- [Records supplied]
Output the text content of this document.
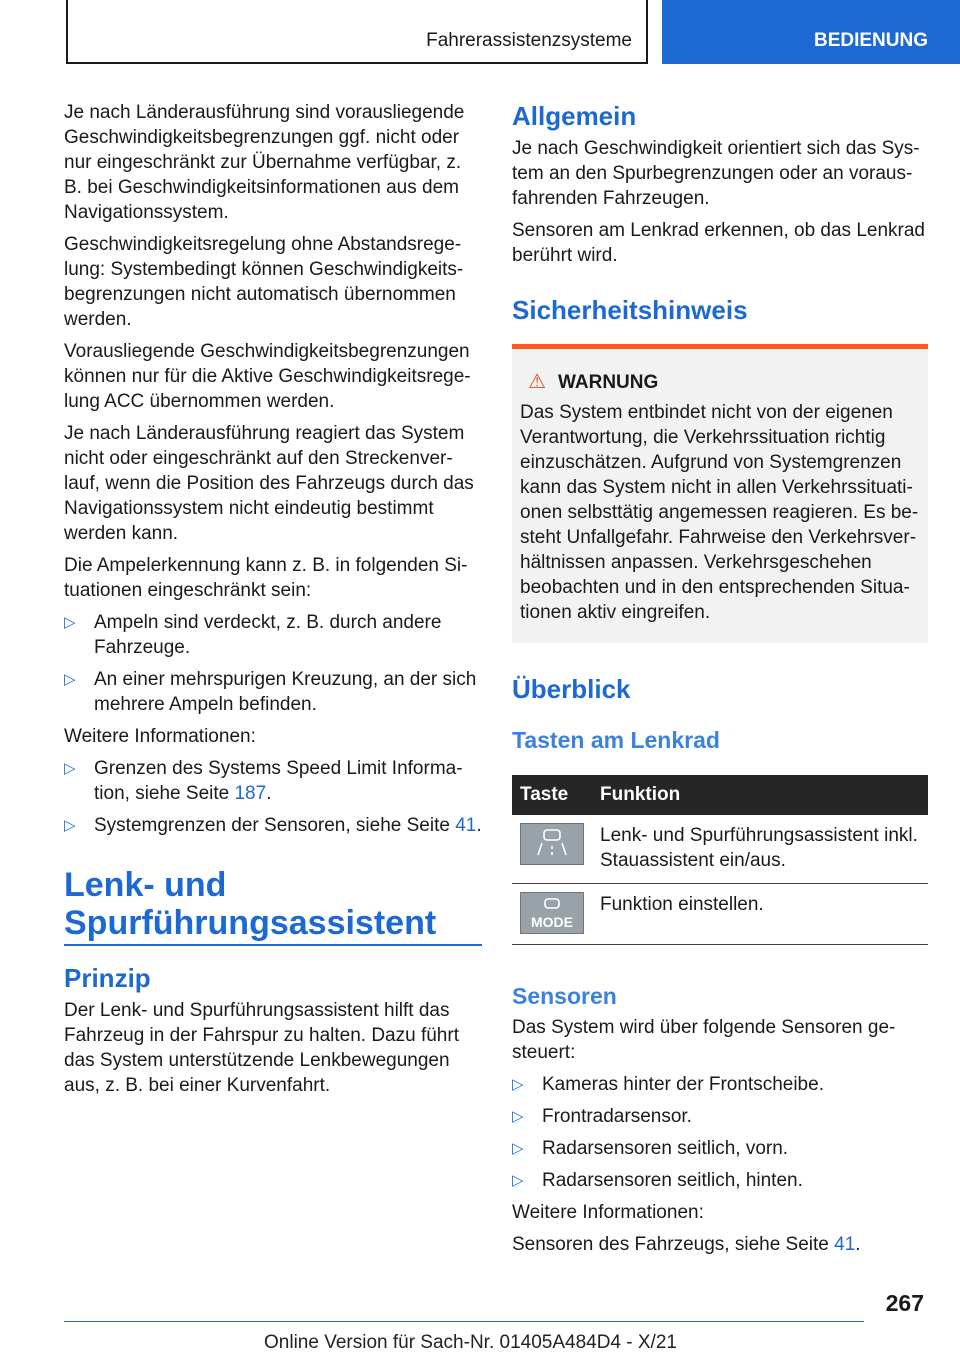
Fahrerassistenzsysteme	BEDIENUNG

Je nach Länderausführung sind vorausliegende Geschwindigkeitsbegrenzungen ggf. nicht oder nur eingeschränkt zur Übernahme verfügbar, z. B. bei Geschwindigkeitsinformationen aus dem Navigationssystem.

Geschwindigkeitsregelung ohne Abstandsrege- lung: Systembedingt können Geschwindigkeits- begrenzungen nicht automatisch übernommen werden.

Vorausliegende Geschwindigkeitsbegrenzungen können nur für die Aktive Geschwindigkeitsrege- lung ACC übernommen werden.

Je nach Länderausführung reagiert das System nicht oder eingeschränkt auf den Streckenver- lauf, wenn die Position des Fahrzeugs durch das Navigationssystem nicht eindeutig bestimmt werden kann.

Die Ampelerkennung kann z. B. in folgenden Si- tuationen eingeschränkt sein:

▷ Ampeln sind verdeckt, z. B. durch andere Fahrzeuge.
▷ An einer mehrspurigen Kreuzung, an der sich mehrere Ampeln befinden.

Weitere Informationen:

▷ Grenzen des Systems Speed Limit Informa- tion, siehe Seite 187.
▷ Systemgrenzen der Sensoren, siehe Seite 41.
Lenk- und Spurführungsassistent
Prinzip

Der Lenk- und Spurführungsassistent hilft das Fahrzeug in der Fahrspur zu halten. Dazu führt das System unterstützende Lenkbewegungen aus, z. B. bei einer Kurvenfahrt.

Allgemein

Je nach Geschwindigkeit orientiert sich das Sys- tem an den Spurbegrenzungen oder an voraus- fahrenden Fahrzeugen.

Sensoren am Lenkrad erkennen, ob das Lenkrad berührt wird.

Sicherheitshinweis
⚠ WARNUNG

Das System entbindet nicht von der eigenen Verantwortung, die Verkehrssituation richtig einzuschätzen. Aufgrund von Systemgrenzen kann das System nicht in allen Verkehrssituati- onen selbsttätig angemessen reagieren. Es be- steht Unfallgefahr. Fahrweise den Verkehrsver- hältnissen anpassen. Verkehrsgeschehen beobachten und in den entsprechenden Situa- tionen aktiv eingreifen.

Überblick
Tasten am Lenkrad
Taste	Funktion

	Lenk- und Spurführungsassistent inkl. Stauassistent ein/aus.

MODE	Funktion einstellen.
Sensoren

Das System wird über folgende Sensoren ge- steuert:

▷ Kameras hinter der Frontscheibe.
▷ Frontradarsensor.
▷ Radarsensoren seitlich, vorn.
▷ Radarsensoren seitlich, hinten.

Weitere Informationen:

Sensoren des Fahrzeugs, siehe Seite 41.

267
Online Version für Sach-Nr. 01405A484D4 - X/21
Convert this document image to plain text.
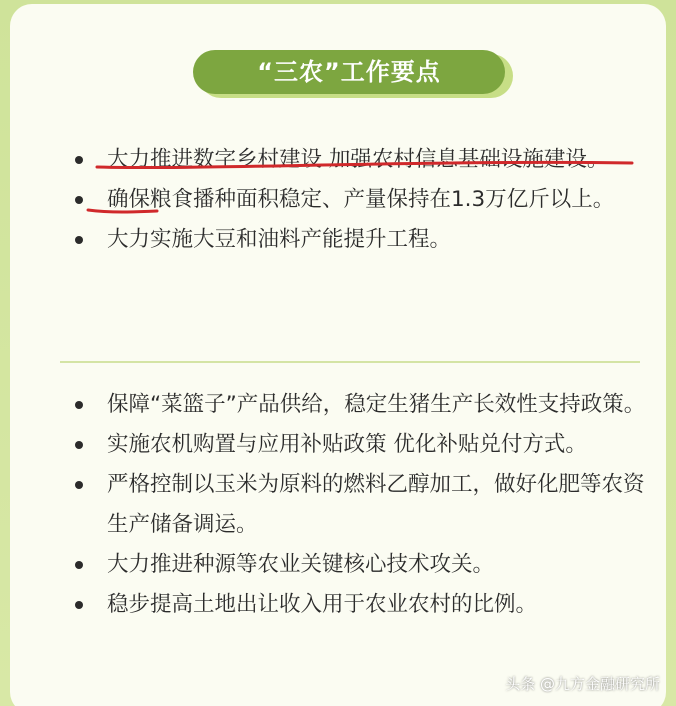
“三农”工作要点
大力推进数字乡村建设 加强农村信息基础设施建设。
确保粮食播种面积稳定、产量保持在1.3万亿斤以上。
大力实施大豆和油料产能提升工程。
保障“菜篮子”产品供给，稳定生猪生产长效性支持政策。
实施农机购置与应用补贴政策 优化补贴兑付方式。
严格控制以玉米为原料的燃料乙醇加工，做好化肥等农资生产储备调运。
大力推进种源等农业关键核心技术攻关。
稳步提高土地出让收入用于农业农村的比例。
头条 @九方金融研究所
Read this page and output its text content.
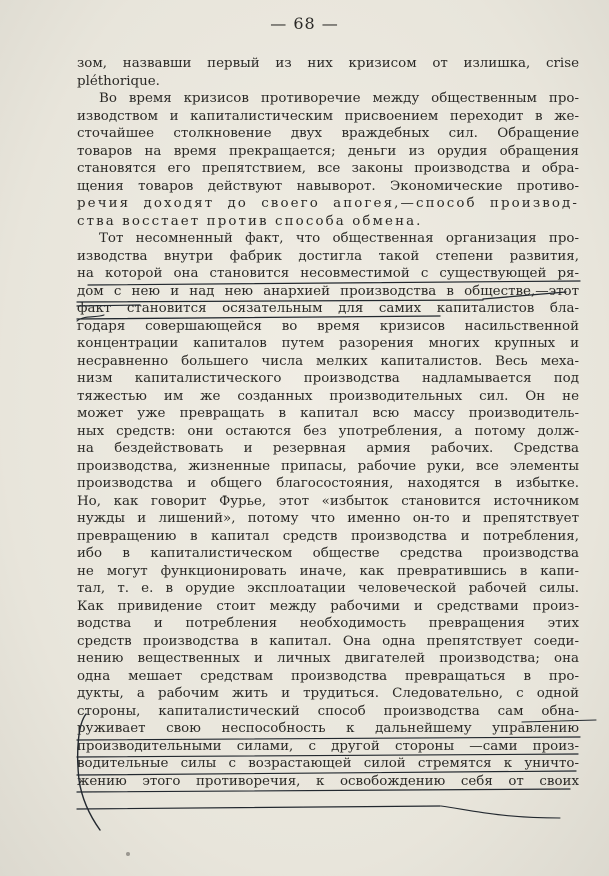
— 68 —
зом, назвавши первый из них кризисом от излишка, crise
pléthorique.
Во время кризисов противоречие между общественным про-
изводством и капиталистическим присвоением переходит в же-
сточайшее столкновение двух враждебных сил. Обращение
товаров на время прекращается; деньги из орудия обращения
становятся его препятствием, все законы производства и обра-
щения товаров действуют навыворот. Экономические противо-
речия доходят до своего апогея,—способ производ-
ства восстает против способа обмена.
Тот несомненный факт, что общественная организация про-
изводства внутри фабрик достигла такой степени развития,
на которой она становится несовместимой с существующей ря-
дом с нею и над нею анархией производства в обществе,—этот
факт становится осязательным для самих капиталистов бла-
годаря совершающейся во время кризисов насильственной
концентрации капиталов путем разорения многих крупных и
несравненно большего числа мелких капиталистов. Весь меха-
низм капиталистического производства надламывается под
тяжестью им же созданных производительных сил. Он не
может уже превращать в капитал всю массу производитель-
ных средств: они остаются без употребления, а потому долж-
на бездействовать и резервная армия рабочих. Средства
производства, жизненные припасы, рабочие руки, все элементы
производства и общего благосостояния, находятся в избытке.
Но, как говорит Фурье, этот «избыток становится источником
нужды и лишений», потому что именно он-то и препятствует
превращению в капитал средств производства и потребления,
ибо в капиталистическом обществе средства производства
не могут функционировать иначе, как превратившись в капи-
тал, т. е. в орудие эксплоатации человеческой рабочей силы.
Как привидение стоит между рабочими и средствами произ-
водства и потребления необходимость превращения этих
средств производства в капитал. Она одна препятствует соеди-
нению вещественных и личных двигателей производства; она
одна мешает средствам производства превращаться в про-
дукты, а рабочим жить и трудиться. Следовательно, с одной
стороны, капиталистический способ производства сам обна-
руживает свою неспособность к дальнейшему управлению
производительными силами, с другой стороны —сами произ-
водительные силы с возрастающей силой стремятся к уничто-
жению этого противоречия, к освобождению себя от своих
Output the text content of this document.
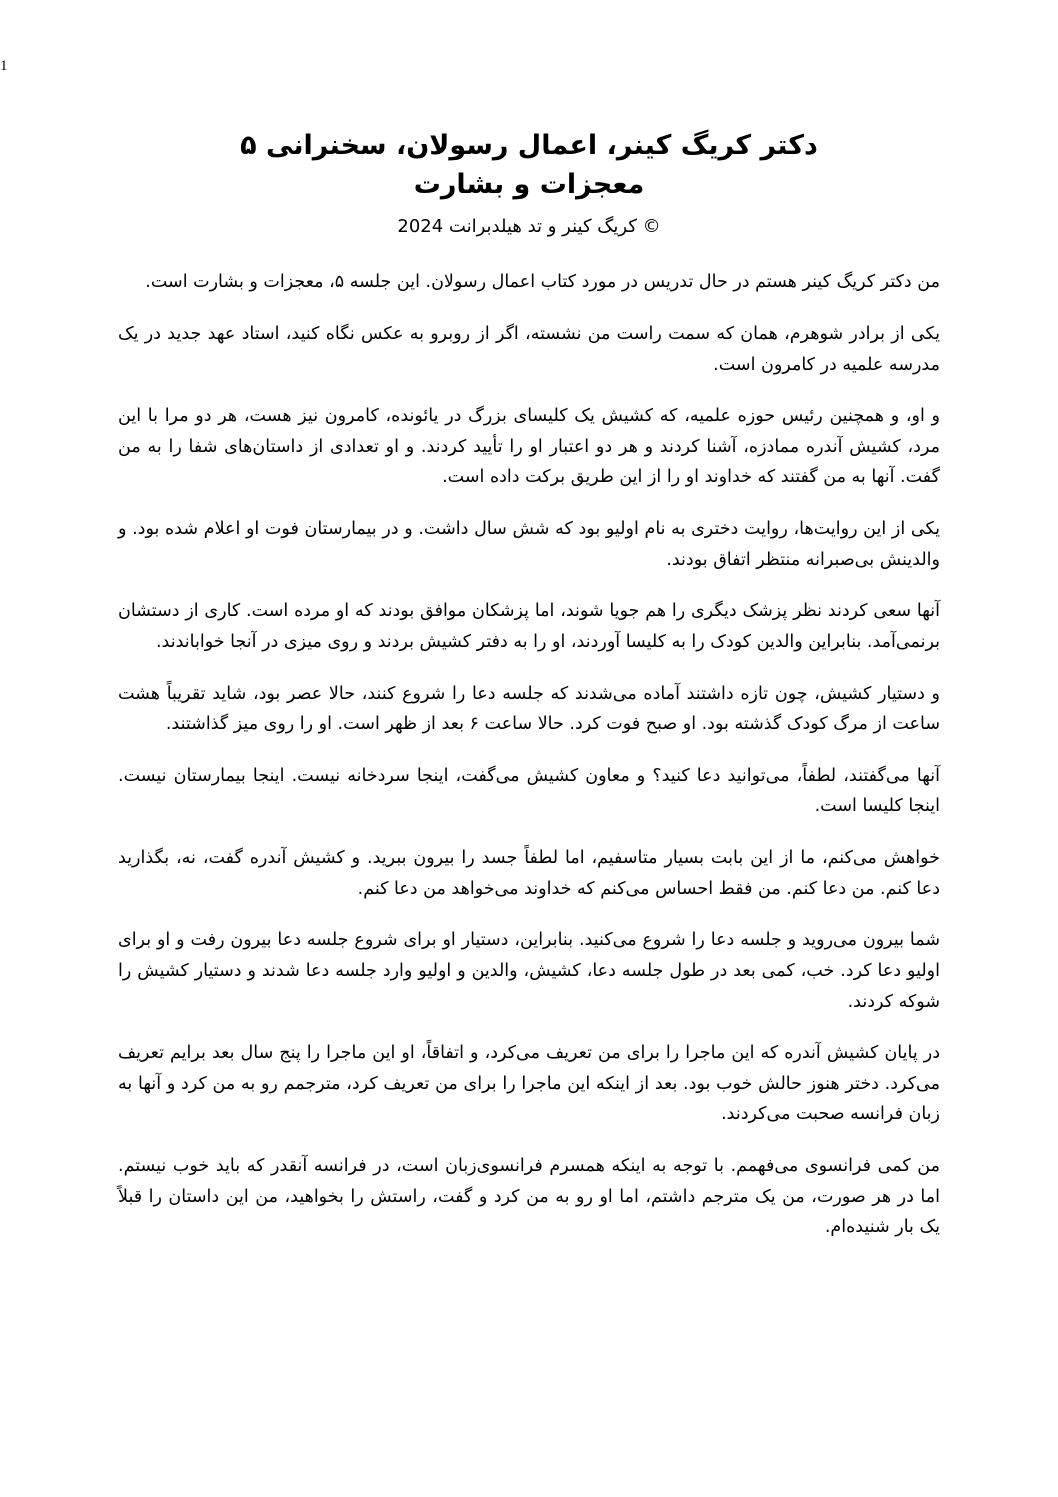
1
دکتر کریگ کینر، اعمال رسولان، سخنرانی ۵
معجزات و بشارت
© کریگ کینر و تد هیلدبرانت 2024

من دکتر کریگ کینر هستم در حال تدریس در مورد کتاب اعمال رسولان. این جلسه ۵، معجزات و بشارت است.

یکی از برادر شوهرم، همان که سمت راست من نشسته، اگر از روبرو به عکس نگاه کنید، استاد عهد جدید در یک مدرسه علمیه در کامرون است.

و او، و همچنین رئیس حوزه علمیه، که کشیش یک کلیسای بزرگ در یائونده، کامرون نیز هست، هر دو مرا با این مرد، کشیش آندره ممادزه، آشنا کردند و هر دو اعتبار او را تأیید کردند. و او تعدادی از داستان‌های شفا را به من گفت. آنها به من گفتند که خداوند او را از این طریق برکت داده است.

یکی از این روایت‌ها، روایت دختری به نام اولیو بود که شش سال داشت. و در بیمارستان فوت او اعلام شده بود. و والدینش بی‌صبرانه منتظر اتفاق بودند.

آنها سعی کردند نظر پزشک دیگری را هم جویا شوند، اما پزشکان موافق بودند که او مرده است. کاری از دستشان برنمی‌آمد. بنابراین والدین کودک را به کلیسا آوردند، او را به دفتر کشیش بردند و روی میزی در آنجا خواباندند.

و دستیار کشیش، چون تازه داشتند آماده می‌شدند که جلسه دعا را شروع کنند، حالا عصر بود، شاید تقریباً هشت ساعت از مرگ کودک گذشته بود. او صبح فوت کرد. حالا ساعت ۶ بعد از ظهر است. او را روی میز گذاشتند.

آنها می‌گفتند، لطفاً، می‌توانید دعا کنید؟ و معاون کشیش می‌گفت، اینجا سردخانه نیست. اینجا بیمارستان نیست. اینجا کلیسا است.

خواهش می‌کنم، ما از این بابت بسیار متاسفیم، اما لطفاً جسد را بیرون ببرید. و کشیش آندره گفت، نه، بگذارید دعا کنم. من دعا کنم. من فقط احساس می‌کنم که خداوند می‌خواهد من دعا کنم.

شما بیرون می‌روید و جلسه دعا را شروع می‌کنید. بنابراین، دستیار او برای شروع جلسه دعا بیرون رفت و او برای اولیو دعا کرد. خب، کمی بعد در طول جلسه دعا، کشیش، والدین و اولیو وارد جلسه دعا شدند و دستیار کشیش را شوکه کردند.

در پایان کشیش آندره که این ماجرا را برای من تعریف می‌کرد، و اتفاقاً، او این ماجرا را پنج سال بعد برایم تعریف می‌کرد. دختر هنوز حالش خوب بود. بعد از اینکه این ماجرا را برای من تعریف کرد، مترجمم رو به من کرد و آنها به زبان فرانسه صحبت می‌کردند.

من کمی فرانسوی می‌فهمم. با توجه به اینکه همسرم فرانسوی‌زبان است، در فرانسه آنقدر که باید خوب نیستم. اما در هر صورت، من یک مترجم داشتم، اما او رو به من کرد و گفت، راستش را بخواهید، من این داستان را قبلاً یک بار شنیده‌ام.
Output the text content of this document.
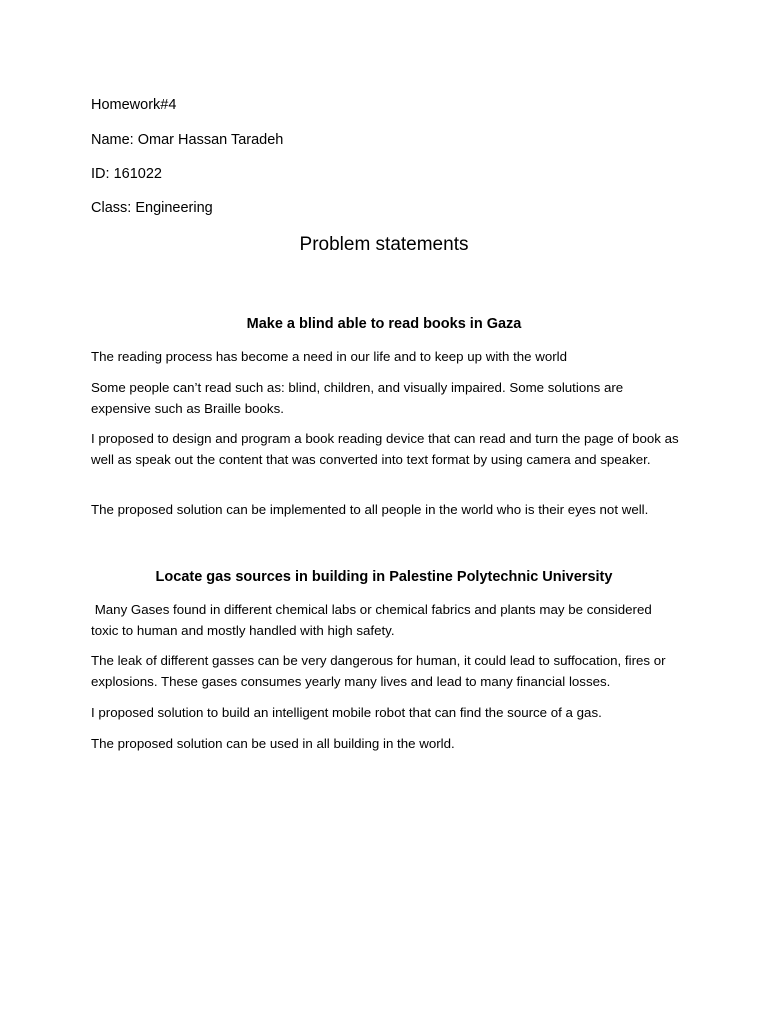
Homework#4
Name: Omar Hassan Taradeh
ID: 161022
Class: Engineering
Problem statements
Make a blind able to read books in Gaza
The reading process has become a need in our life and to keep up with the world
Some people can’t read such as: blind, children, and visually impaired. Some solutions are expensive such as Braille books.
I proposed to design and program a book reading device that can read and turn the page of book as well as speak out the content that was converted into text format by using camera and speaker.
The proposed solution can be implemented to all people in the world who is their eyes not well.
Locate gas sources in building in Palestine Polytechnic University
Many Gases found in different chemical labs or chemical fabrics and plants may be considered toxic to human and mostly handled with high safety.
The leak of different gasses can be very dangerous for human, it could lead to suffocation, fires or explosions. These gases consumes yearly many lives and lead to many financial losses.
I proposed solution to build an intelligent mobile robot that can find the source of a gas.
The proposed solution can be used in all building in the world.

- [Stated exercise]
Check each line of the records for "капиталистов" and copy the ones that contain it.

- [Answer]
факт становится осязательным для самих капиталистов бла-
несравненно большего числа мелких капиталистов. Весь меха-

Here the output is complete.